● What you are asked to do
Search the data for the word "cos²x" and copy every line that contains it.

● Extracted entries
- - - - -

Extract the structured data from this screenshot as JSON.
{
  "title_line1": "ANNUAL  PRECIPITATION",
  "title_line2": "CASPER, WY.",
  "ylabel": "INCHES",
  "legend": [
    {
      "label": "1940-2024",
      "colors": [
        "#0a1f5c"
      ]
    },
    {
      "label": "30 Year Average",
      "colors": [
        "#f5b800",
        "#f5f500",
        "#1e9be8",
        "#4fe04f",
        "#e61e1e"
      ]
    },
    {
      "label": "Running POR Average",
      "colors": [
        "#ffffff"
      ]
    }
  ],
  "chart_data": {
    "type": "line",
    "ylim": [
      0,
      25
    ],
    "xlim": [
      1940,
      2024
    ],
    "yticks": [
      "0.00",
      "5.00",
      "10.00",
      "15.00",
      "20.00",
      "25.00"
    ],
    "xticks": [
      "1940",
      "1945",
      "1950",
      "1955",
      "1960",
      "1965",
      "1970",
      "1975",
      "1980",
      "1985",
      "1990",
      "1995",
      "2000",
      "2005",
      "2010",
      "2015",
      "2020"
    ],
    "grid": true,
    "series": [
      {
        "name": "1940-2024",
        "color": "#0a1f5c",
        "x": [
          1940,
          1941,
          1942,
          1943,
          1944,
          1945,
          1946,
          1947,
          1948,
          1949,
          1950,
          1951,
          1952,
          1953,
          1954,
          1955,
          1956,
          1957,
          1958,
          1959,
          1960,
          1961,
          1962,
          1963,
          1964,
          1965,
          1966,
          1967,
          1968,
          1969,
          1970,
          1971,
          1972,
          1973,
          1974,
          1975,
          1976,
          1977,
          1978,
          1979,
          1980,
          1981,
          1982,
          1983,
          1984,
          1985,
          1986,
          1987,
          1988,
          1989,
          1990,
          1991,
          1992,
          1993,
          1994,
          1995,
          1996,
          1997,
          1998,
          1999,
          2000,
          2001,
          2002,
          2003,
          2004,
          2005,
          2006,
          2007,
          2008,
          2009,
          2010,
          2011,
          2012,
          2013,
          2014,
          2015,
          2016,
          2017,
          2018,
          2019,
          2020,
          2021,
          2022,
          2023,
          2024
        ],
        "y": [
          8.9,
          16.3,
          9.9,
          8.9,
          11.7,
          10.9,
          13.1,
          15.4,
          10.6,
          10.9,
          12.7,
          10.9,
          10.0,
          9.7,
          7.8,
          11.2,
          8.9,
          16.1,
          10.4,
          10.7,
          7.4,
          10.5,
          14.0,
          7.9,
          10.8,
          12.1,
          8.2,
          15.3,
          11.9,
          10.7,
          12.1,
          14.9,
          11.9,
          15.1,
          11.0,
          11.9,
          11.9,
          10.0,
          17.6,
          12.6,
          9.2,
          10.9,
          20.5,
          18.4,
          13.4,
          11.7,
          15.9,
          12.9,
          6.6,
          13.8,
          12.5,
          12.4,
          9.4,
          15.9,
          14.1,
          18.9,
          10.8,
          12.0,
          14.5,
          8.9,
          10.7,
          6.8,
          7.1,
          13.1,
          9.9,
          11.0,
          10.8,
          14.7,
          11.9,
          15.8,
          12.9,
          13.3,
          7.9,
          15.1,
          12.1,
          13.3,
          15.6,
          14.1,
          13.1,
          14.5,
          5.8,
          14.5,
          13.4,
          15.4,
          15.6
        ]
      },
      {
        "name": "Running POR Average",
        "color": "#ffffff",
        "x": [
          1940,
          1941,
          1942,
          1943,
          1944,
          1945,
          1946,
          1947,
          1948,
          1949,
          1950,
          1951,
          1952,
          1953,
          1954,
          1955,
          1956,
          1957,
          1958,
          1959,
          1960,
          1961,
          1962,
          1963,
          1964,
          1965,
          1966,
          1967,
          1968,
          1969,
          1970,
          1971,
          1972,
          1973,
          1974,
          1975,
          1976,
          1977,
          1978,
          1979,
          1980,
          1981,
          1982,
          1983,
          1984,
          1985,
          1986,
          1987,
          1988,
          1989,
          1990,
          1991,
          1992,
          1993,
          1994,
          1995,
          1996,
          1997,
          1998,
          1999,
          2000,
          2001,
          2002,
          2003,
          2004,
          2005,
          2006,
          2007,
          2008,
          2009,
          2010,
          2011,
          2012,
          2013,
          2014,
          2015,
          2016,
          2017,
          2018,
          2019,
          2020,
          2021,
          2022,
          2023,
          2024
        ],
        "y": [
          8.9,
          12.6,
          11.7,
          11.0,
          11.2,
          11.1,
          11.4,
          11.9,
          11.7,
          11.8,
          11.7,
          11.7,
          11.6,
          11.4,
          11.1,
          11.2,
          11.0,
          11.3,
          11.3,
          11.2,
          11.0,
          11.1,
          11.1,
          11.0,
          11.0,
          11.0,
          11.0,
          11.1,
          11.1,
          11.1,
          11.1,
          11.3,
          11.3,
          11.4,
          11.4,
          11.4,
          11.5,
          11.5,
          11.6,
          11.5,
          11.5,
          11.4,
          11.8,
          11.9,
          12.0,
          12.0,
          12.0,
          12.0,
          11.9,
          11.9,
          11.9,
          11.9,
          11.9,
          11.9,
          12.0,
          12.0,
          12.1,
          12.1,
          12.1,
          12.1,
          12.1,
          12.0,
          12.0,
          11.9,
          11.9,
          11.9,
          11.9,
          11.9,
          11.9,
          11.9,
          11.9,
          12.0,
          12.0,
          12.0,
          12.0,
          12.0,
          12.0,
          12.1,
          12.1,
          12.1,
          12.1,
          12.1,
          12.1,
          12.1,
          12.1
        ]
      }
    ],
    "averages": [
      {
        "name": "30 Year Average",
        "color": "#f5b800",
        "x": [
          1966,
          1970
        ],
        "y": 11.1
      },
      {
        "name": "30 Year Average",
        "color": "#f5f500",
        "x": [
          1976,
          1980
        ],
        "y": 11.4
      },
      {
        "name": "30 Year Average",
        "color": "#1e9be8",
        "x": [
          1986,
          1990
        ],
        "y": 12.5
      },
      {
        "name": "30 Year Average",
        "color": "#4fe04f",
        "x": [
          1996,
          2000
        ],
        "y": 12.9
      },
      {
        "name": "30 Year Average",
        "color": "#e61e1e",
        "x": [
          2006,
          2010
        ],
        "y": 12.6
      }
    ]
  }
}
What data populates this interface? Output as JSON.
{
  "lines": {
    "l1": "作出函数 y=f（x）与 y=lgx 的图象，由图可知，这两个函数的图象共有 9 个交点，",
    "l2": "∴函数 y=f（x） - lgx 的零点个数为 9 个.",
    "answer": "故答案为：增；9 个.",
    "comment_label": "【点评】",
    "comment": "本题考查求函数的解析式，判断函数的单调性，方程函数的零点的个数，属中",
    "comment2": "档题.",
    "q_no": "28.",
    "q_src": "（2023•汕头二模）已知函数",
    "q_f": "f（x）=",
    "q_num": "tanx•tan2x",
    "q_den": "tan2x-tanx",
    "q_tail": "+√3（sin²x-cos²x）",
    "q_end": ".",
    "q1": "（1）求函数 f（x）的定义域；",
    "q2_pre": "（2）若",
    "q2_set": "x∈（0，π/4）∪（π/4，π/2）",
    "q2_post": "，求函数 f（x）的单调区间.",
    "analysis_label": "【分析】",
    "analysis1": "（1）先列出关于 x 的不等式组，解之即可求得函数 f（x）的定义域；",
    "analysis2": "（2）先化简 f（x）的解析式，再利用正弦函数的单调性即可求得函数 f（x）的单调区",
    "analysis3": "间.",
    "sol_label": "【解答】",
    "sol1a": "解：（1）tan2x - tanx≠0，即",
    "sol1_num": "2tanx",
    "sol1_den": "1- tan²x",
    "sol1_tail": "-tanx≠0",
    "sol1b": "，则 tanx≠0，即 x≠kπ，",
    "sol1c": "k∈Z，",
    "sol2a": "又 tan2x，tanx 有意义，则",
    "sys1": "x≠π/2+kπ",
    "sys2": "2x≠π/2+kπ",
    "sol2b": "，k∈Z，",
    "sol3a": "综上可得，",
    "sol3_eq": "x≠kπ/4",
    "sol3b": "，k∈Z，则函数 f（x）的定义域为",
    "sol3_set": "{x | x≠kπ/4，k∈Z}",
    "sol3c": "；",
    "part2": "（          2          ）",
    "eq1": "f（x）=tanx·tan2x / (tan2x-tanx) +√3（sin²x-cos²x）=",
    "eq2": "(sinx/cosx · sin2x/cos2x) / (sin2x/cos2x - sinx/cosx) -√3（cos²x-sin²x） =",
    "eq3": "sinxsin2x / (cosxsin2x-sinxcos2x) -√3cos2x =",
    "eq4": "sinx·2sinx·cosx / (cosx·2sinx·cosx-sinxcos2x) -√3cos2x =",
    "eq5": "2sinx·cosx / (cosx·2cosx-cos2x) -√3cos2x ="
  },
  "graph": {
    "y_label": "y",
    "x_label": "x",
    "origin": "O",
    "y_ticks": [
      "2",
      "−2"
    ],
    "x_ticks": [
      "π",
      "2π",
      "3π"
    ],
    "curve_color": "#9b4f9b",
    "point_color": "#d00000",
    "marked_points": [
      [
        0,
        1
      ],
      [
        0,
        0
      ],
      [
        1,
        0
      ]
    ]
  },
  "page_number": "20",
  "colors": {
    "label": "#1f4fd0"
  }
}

- - - - -

● Complete response
    "q_tail": "+√3（sin²x-cos²x）",
    "eq1": "f（x）=tanx·tan2x / (tan2x-tanx) +√3（sin²x-cos²x）=",
    "eq2": "(sinx/cosx · sin2x/cos2x) / (sin2x/cos2x - sinx/cosx) -√3（cos²x-sin²x） =",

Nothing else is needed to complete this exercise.